↓

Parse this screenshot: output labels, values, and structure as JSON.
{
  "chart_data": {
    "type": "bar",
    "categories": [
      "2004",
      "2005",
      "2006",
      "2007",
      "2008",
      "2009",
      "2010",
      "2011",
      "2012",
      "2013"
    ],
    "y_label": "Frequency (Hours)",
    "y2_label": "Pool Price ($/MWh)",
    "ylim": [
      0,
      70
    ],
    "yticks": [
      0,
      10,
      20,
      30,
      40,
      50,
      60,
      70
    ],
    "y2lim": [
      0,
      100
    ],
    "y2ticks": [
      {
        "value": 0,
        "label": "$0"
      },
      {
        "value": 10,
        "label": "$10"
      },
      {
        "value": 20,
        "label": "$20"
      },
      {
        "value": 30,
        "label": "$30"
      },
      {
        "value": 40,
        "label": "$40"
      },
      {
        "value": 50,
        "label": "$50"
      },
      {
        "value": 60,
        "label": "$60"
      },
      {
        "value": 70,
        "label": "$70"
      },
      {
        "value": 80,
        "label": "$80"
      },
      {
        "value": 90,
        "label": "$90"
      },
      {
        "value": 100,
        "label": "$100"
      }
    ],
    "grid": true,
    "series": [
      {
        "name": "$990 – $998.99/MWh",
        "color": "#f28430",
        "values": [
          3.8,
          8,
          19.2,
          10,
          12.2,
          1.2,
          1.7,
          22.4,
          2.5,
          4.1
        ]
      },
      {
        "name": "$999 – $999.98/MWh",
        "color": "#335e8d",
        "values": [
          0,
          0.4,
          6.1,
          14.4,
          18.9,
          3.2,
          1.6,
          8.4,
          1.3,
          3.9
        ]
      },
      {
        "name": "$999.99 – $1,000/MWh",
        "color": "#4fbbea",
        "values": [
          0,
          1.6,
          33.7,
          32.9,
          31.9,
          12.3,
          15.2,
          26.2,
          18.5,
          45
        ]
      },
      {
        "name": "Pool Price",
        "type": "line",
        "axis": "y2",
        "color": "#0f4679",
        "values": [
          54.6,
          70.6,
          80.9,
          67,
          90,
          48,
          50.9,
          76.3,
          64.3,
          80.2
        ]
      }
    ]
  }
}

↑

• Written task: Return the entries above exactly, each one complete.

• Written response:
Parse this screenshot: output labels, values, and structure as JSON.
{
  "chart_data": {
    "type": "bar",
    "categories": [
      "2004",
      "2005",
      "2006",
      "2007",
      "2008",
      "2009",
      "2010",
      "2011",
      "2012",
      "2013"
    ],
    "y_label": "Frequency (Hours)",
    "y2_label": "Pool Price ($/MWh)",
    "ylim": [
      0,
      70
    ],
    "yticks": [
      0,
      10,
      20,
      30,
      40,
      50,
      60,
      70
    ],
    "y2lim": [
      0,
      100
    ],
    "y2ticks": [
      {
        "value": 0,
        "label": "$0"
      },
      {
        "value": 10,
        "label": "$10"
      },
      {
        "value": 20,
        "label": "$20"
      },
      {
        "value": 30,
        "label": "$30"
      },
      {
        "value": 40,
        "label": "$40"
      },
      {
        "value": 50,
        "label": "$50"
      },
      {
        "value": 60,
        "label": "$60"
      },
      {
        "value": 70,
        "label": "$70"
      },
      {
        "value": 80,
        "label": "$80"
      },
      {
        "value": 90,
        "label": "$90"
      },
      {
        "value": 100,
        "label": "$100"
      }
    ],
    "grid": true,
    "series": [
      {
        "name": "$990 – $998.99/MWh",
        "color": "#f28430",
        "values": [
          3.8,
          8,
          19.2,
          10,
          12.2,
          1.2,
          1.7,
          22.4,
          2.5,
          4.1
        ]
      },
      {
        "name": "$999 – $999.98/MWh",
        "color": "#335e8d",
        "values": [
          0,
          0.4,
          6.1,
          14.4,
          18.9,
          3.2,
          1.6,
          8.4,
          1.3,
          3.9
        ]
      },
      {
        "name": "$999.99 – $1,000/MWh",
        "color": "#4fbbea",
        "values": [
          0,
          1.6,
          33.7,
          32.9,
          31.9,
          12.3,
          15.2,
          26.2,
          18.5,
          45
        ]
      },
      {
        "name": "Pool Price",
        "type": "line",
        "axis": "y2",
        "color": "#0f4679",
        "values": [
          54.6,
          70.6,
          80.9,
          67,
          90,
          48,
          50.9,
          76.3,
          64.3,
          80.2
        ]
      }
    ]
  }
}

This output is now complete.